- [JOB] Return every one of the records below verbatim, with no changes.

########

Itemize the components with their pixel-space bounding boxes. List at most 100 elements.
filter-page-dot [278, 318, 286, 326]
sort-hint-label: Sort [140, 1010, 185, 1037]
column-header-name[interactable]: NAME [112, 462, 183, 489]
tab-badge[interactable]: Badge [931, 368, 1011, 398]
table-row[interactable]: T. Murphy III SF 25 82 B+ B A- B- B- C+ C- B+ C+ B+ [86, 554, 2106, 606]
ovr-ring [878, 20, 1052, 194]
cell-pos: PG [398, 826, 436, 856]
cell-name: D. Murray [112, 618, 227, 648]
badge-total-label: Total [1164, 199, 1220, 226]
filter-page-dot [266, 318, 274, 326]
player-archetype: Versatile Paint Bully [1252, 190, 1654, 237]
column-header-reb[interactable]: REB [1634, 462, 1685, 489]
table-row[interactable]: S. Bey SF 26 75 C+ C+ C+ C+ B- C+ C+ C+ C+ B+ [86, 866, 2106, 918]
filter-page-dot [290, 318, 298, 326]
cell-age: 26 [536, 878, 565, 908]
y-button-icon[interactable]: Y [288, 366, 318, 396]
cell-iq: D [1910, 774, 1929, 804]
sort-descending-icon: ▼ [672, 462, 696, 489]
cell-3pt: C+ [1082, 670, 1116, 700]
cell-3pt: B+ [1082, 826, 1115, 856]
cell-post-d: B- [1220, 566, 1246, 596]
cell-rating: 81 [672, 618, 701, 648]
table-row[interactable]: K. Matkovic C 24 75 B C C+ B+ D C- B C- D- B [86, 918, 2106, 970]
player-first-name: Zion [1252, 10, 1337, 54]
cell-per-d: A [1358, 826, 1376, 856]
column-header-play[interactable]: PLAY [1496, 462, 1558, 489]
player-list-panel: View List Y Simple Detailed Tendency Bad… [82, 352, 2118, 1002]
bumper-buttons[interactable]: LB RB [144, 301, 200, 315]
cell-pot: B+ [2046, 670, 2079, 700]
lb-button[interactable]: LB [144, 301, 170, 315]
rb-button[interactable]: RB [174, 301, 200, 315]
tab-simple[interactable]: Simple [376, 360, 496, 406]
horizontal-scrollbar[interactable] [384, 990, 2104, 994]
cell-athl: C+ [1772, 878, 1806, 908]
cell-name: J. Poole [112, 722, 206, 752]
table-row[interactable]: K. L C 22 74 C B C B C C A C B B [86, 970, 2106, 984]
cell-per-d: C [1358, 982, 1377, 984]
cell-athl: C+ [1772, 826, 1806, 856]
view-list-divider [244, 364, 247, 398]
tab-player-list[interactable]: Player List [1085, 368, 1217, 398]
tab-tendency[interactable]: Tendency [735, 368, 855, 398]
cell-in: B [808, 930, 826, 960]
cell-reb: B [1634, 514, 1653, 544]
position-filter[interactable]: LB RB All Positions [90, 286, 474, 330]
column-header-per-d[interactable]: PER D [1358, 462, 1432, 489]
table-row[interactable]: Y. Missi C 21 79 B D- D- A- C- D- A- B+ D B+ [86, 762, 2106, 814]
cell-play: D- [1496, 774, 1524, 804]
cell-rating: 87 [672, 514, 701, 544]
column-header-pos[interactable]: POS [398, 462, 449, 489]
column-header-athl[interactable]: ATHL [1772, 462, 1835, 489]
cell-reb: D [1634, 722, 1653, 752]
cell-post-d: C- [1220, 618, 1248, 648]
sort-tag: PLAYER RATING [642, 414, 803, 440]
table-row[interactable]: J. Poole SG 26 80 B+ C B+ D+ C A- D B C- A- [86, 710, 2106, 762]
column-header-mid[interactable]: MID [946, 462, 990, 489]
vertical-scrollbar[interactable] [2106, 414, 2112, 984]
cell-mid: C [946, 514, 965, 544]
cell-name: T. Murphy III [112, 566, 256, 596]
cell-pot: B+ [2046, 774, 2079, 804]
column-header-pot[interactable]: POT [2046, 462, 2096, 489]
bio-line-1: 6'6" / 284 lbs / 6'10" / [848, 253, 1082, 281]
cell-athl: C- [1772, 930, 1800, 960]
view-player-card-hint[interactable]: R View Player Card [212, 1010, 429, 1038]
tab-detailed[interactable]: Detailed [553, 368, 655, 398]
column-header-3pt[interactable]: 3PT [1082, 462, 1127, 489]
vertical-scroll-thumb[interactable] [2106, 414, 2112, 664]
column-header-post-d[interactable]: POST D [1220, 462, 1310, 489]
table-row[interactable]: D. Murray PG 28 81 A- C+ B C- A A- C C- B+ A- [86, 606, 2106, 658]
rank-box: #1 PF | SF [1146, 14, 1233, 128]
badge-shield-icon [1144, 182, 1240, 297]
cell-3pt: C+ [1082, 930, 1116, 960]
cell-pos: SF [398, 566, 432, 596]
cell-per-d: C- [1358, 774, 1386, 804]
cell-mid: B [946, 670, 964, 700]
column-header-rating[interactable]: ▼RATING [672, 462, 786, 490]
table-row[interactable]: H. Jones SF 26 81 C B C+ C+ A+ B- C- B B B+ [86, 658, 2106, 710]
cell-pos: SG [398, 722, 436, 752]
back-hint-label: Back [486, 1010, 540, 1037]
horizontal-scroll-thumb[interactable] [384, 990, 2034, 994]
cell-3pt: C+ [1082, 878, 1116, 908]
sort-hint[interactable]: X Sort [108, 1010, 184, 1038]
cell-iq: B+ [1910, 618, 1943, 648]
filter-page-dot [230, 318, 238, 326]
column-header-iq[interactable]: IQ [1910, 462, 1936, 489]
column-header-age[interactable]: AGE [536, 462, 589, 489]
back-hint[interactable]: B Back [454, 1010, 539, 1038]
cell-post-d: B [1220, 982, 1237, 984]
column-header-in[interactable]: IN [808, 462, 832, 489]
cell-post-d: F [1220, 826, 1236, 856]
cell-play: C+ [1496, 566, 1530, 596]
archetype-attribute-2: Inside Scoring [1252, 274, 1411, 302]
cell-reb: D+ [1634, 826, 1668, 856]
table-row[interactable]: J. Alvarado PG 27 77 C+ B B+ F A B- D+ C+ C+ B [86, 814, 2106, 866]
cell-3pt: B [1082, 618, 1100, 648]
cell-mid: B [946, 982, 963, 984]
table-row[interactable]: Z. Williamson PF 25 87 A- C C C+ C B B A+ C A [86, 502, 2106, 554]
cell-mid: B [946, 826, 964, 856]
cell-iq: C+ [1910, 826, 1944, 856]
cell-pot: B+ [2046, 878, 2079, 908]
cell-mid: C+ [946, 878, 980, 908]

########

- [FINISHED TASK]
Itemize the components with their pixel-space bounding boxes. List at most 100 elements.
filter-page-dot [278, 318, 286, 326]
sort-hint-label: Sort [140, 1010, 185, 1037]
column-header-name[interactable]: NAME [112, 462, 183, 489]
tab-badge[interactable]: Badge [931, 368, 1011, 398]
table-row[interactable]: T. Murphy III SF 25 82 B+ B A- B- B- C+ C- B+ C+ B+ [86, 554, 2106, 606]
ovr-ring [878, 20, 1052, 194]
cell-pos: PG [398, 826, 436, 856]
cell-name: D. Murray [112, 618, 227, 648]
badge-total-label: Total [1164, 199, 1220, 226]
filter-page-dot [266, 318, 274, 326]
player-archetype: Versatile Paint Bully [1252, 190, 1654, 237]
column-header-reb[interactable]: REB [1634, 462, 1685, 489]
table-row[interactable]: S. Bey SF 26 75 C+ C+ C+ C+ B- C+ C+ C+ C+ B+ [86, 866, 2106, 918]
filter-page-dot [290, 318, 298, 326]
cell-age: 26 [536, 878, 565, 908]
y-button-icon[interactable]: Y [288, 366, 318, 396]
cell-iq: D [1910, 774, 1929, 804]
sort-descending-icon: ▼ [672, 462, 696, 489]
cell-3pt: C+ [1082, 670, 1116, 700]
cell-3pt: B+ [1082, 826, 1115, 856]
cell-post-d: B- [1220, 566, 1246, 596]
cell-rating: 81 [672, 618, 701, 648]
table-row[interactable]: K. Matkovic C 24 75 B C C+ B+ D C- B C- D- B [86, 918, 2106, 970]
player-first-name: Zion [1252, 10, 1337, 54]
cell-per-d: A [1358, 826, 1376, 856]
column-header-play[interactable]: PLAY [1496, 462, 1558, 489]
player-list-panel: View List Y Simple Detailed Tendency Bad… [82, 352, 2118, 1002]
bumper-buttons[interactable]: LB RB [144, 301, 200, 315]
cell-pot: B+ [2046, 670, 2079, 700]
lb-button[interactable]: LB [144, 301, 170, 315]
rb-button[interactable]: RB [174, 301, 200, 315]
tab-simple[interactable]: Simple [376, 360, 496, 406]
horizontal-scrollbar[interactable] [384, 990, 2104, 994]
cell-athl: C+ [1772, 878, 1806, 908]
cell-name: J. Poole [112, 722, 206, 752]
table-row[interactable]: K. L C 22 74 C B C B C C A C B B [86, 970, 2106, 984]
cell-per-d: C [1358, 982, 1377, 984]
cell-athl: C+ [1772, 826, 1806, 856]
view-list-divider [244, 364, 247, 398]
tab-player-list[interactable]: Player List [1085, 368, 1217, 398]
tab-tendency[interactable]: Tendency [735, 368, 855, 398]
cell-in: B [808, 930, 826, 960]
cell-reb: B [1634, 514, 1653, 544]
position-filter[interactable]: LB RB All Positions [90, 286, 474, 330]
column-header-per-d[interactable]: PER D [1358, 462, 1432, 489]
table-row[interactable]: Y. Missi C 21 79 B D- D- A- C- D- A- B+ D B+ [86, 762, 2106, 814]
cell-play: D- [1496, 774, 1524, 804]
cell-rating: 87 [672, 514, 701, 544]
column-header-pos[interactable]: POS [398, 462, 449, 489]
column-header-athl[interactable]: ATHL [1772, 462, 1835, 489]
cell-reb: D [1634, 722, 1653, 752]
cell-post-d: C- [1220, 618, 1248, 648]
sort-tag: PLAYER RATING [642, 414, 803, 440]
table-row[interactable]: J. Poole SG 26 80 B+ C B+ D+ C A- D B C- A- [86, 710, 2106, 762]
column-header-mid[interactable]: MID [946, 462, 990, 489]
vertical-scrollbar[interactable] [2106, 414, 2112, 984]
cell-mid: C [946, 514, 965, 544]
cell-name: T. Murphy III [112, 566, 256, 596]
cell-pot: B+ [2046, 774, 2079, 804]
column-header-pot[interactable]: POT [2046, 462, 2096, 489]
bio-line-1: 6'6" / 284 lbs / 6'10" / [848, 253, 1082, 281]
cell-athl: C- [1772, 930, 1800, 960]
view-player-card-hint[interactable]: R View Player Card [212, 1010, 429, 1038]
tab-detailed[interactable]: Detailed [553, 368, 655, 398]
column-header-3pt[interactable]: 3PT [1082, 462, 1127, 489]
vertical-scroll-thumb[interactable] [2106, 414, 2112, 664]
column-header-post-d[interactable]: POST D [1220, 462, 1310, 489]
table-row[interactable]: D. Murray PG 28 81 A- C+ B C- A A- C C- B+ A- [86, 606, 2106, 658]
rank-box: #1 PF | SF [1146, 14, 1233, 128]
badge-shield-icon [1144, 182, 1240, 297]
cell-3pt: C+ [1082, 930, 1116, 960]
cell-pos: SF [398, 566, 432, 596]
cell-per-d: C- [1358, 774, 1386, 804]
cell-mid: B [946, 670, 964, 700]
column-header-rating[interactable]: ▼RATING [672, 462, 786, 490]
table-row[interactable]: H. Jones SF 26 81 C B C+ C+ A+ B- C- B B B+ [86, 658, 2106, 710]
cell-pos: SG [398, 722, 436, 752]
back-hint-label: Back [486, 1010, 540, 1037]
horizontal-scroll-thumb[interactable] [384, 990, 2034, 994]
cell-3pt: C+ [1082, 878, 1116, 908]
sort-hint[interactable]: X Sort [108, 1010, 184, 1038]
cell-iq: B+ [1910, 618, 1943, 648]
filter-page-dot [230, 318, 238, 326]
column-header-iq[interactable]: IQ [1910, 462, 1936, 489]
column-header-age[interactable]: AGE [536, 462, 589, 489]
back-hint[interactable]: B Back [454, 1010, 539, 1038]
cell-post-d: B [1220, 982, 1237, 984]
column-header-in[interactable]: IN [808, 462, 832, 489]
cell-post-d: F [1220, 826, 1236, 856]
cell-play: C+ [1496, 566, 1530, 596]
archetype-attribute-2: Inside Scoring [1252, 274, 1411, 302]
cell-reb: D+ [1634, 826, 1668, 856]
table-row[interactable]: J. Alvarado PG 27 77 C+ B B+ F A B- D+ C+ C+ B [86, 814, 2106, 866]
cell-3pt: B [1082, 618, 1100, 648]
cell-mid: B [946, 982, 963, 984]
table-row[interactable]: Z. Williamson PF 25 87 A- C C C+ C B B A+ C A [86, 502, 2106, 554]
cell-mid: B [946, 826, 964, 856]
cell-iq: C+ [1910, 826, 1944, 856]
cell-pot: B+ [2046, 878, 2079, 908]
cell-mid: C+ [946, 878, 980, 908]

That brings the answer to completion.